* BEGIN EXERCISE MATERIALS *
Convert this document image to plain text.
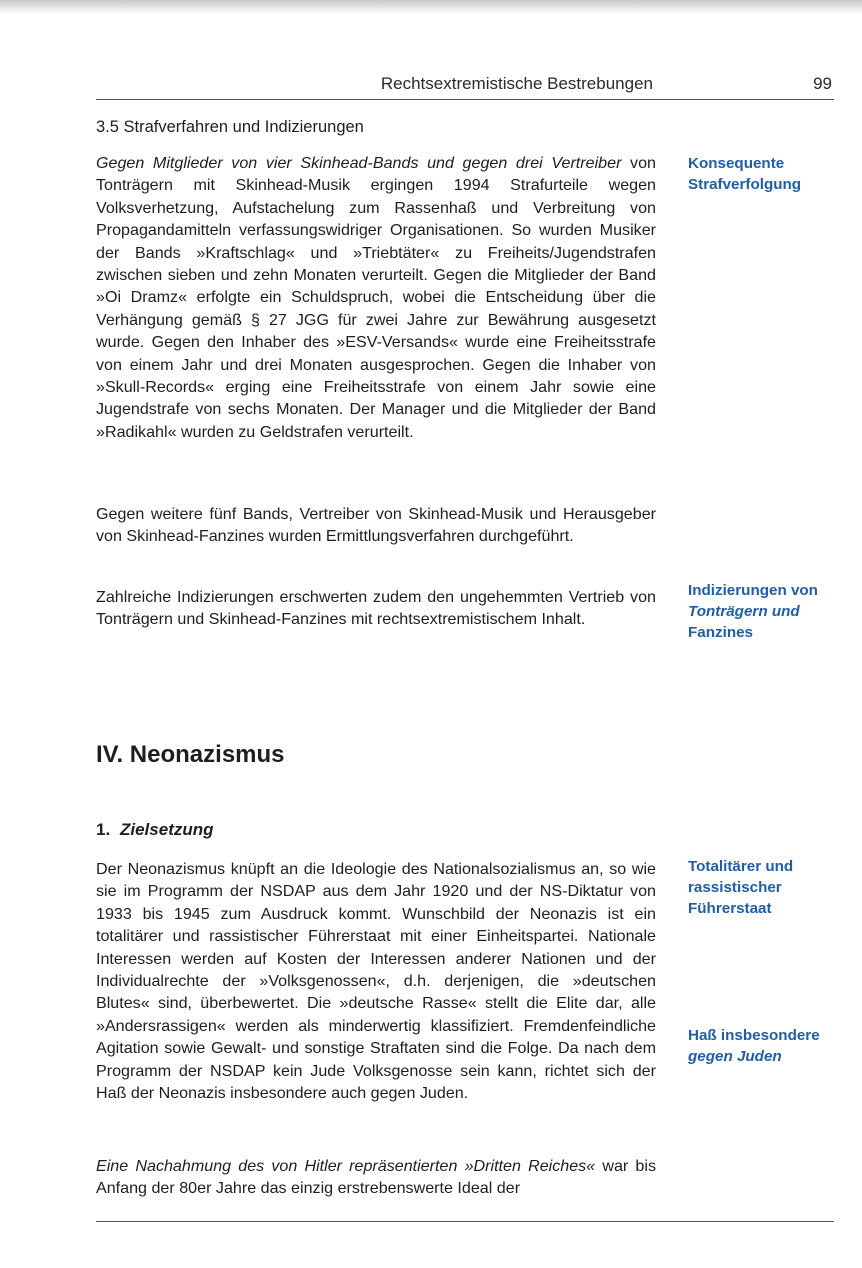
Rechtsextremistische Bestrebungen	99
3.5 Strafverfahren und Indizierungen

Gegen Mitglieder von vier Skinhead-Bands und gegen drei Vertreiber von Tonträgern mit Skinhead-Musik ergingen 1994 Strafurteile wegen Volksverhetzung, Aufstachelung zum Rassenhaß und Verbreitung von Propagandamitteln verfassungswidriger Organisationen. So wurden Musiker der Bands »Kraftschlag« und »Triebtäter« zu Freiheits/Jugendstrafen zwischen sieben und zehn Monaten verurteilt. Gegen die Mitglieder der Band »Oi Dramz« erfolgte ein Schuldspruch, wobei die Entscheidung über die Verhängung gemäß § 27 JGG für zwei Jahre zur Bewährung ausgesetzt wurde. Gegen den Inhaber des »ESV-Versands« wurde eine Freiheitsstrafe von einem Jahr und drei Monaten ausgesprochen. Gegen die Inhaber von »Skull-Records« erging eine Freiheitsstrafe von einem Jahr sowie eine Jugendstrafe von sechs Monaten. Der Manager und die Mitglieder der Band »Radikahl« wurden zu Geldstrafen verurteilt.

Gegen weitere fünf Bands, Vertreiber von Skinhead-Musik und Herausgeber von Skinhead-Fanzines wurden Ermittlungsverfahren durchgeführt.

Zahlreiche Indizierungen erschwerten zudem den ungehemmten Vertrieb von Tonträgern und Skinhead-Fanzines mit rechtsextremistischem Inhalt.

IV. Neonazismus
1. Zielsetzung

Der Neonazismus knüpft an die Ideologie des Nationalsozialismus an, so wie sie im Programm der NSDAP aus dem Jahr 1920 und der NS-Diktatur von 1933 bis 1945 zum Ausdruck kommt. Wunschbild der Neonazis ist ein totalitärer und rassistischer Führerstaat mit einer Einheitspartei. Nationale Interessen werden auf Kosten der Interessen anderer Nationen und der Individualrechte der »Volksgenossen«, d.h. derjenigen, die »deutschen Blutes« sind, überbewertet. Die »deutsche Rasse« stellt die Elite dar, alle »Andersrassigen« werden als minderwertig klassifiziert. Fremdenfeindliche Agitation sowie Gewalt- und sonstige Straftaten sind die Folge. Da nach dem Programm der NSDAP kein Jude Volksgenosse sein kann, richtet sich der Haß der Neonazis insbesondere auch gegen Juden.

Eine Nachahmung des von Hitler repräsentierten »Dritten Reiches« war bis Anfang der 80er Jahre das einzig erstrebenswerte Ideal der

Konsequente
Strafverfolgung
Indizierungen von
Tonträgern und
Fanzines
Totalitärer und
rassistischer
Führerstaat
Haß insbesondere
gegen Juden
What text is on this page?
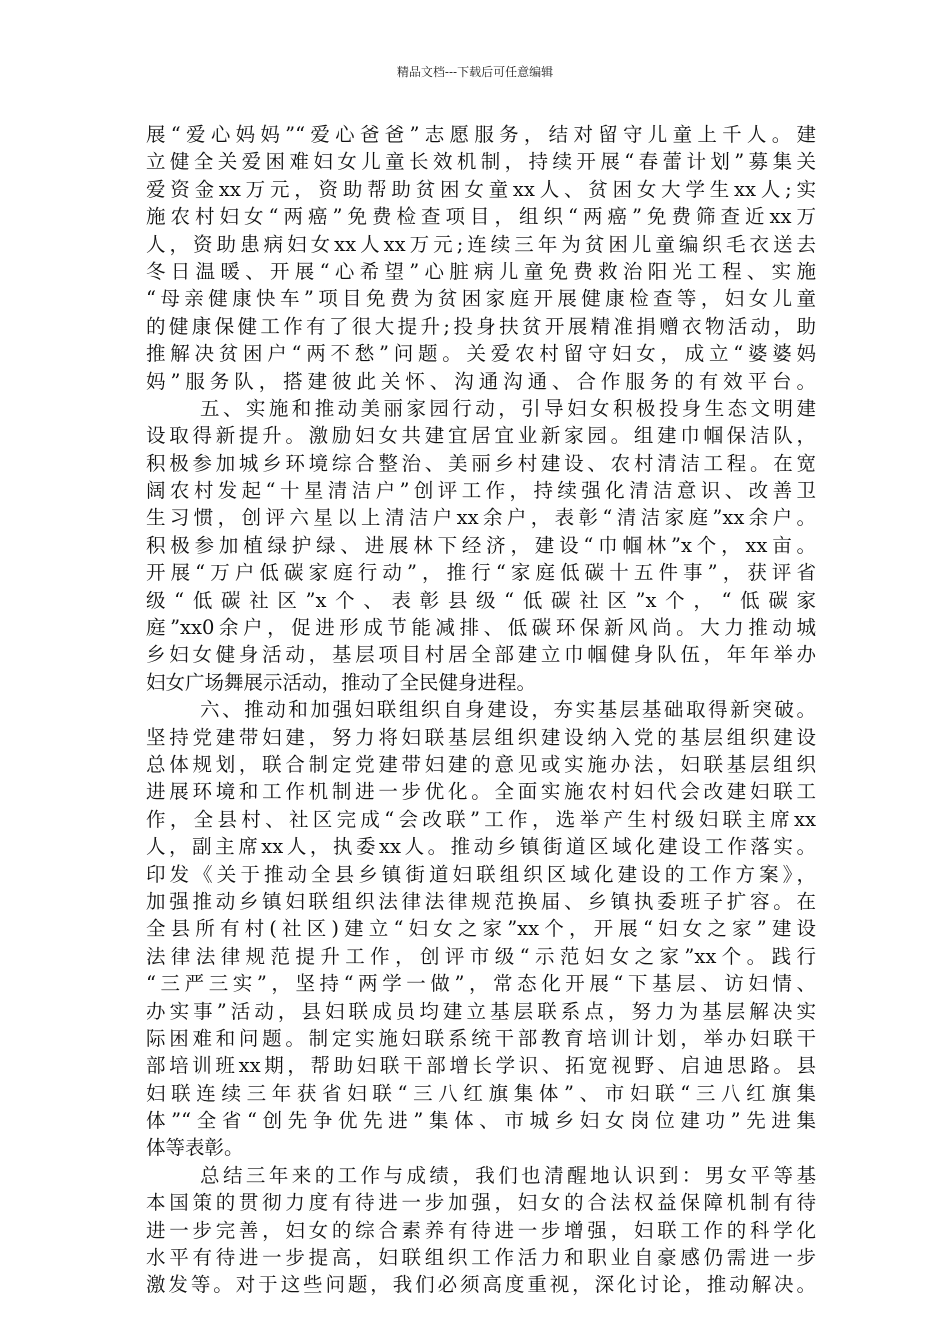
精品文档---下载后可任意编辑
展“爱心妈妈”“爱心爸爸”志愿服务，结对留守儿童上千人。建
立健全关爱困难妇女儿童长效机制，持续开展“春蕾计划”募集关
爱资金xx万元，资助帮助贫困女童xx人、贫困女大学生xx人;实
施农村妇女“两癌”免费检查项目，组织“两癌”免费筛查近xx万
人，资助患病妇女xx人xx万元;连续三年为贫困儿童编织毛衣送去
冬日温暖、开展“心希望”心脏病儿童免费救治阳光工程、实施
“母亲健康快车”项目免费为贫困家庭开展健康检查等，妇女儿童
的健康保健工作有了很大提升;投身扶贫开展精准捐赠衣物活动，助
推解决贫困户“两不愁”问题。关爱农村留守妇女，成立“婆婆妈
妈”服务队，搭建彼此关怀、沟通沟通、合作服务的有效平台。
五、实施和推动美丽家园行动，引导妇女积极投身生态文明建
设取得新提升。激励妇女共建宜居宜业新家园。组建巾帼保洁队，
积极参加城乡环境综合整治、美丽乡村建设、农村清洁工程。在宽
阔农村发起“十星清洁户”创评工作，持续强化清洁意识、改善卫
生习惯，创评六星以上清洁户xx余户，表彰“清洁家庭”xx余户。
积极参加植绿护绿、进展林下经济，建设“巾帼林”x个，xx亩。
开展“万户低碳家庭行动”，推行“家庭低碳十五件事”，获评省
级“低碳社区”x个、表彰县级“低碳社区”x个，“低碳家
庭”xx0余户，促进形成节能减排、低碳环保新风尚。大力推动城
乡妇女健身活动，基层项目村居全部建立巾帼健身队伍，年年举办
妇女广场舞展示活动，推动了全民健身进程。
六、推动和加强妇联组织自身建设，夯实基层基础取得新突破。
坚持党建带妇建，努力将妇联基层组织建设纳入党的基层组织建设
总体规划，联合制定党建带妇建的意见或实施办法，妇联基层组织
进展环境和工作机制进一步优化。全面实施农村妇代会改建妇联工
作，全县村、社区完成“会改联”工作，选举产生村级妇联主席xx
人，副主席xx人，执委xx人。推动乡镇街道区域化建设工作落实。
印发《关于推动全县乡镇街道妇联组织区域化建设的工作方案》，
加强推动乡镇妇联组织法律法律规范换届、乡镇执委班子扩容。在
全县所有村(社区)建立“妇女之家”xx个，开展“妇女之家”建设
法律法律规范提升工作，创评市级“示范妇女之家”xx个。践行
“三严三实”，坚持“两学一做”，常态化开展“下基层、访妇情、
办实事”活动，县妇联成员均建立基层联系点，努力为基层解决实
际困难和问题。制定实施妇联系统干部教育培训计划，举办妇联干
部培训班xx期，帮助妇联干部增长学识、拓宽视野、启迪思路。县
妇联连续三年获省妇联“三八红旗集体”、市妇联“三八红旗集
体”“全省“创先争优先进”集体、市城乡妇女岗位建功”先进集
体等表彰。
总结三年来的工作与成绩，我们也清醒地认识到：男女平等基
本国策的贯彻力度有待进一步加强，妇女的合法权益保障机制有待
进一步完善，妇女的综合素养有待进一步增强，妇联工作的科学化
水平有待进一步提高，妇联组织工作活力和职业自豪感仍需进一步
激发等。对于这些问题，我们必须高度重视，深化讨论，推动解决。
* END EXERCISE MATERIALS *
## JOB
Identify all lines where the word "Juden" shows up. Copy them.

## FULL OUTPUT
Der Neonazismus knüpft an die Ideologie des Nationalsozialismus an, so wie sie im Programm der NSDAP aus dem Jahr 1920 und der NS-Diktatur von 1933 bis 1945 zum Ausdruck kommt. Wunschbild der Neonazis ist ein totalitärer und rassistischer Führerstaat mit einer Einheitspartei. Nationale Interessen werden auf Kosten der Interessen anderer Nationen und der Individualrechte der »Volksgenossen«, d.h. derjenigen, die »deutschen Blutes« sind, überbewertet. Die »deutsche Rasse« stellt die Elite dar, alle »Andersrassigen« werden als minderwertig klassifiziert. Fremdenfeindliche Agitation sowie Gewalt- und sonstige Straftaten sind die Folge. Da nach dem Programm der NSDAP kein Jude Volksgenosse sein kann, richtet sich der Haß der Neonazis insbesondere auch gegen Juden.
gegen Juden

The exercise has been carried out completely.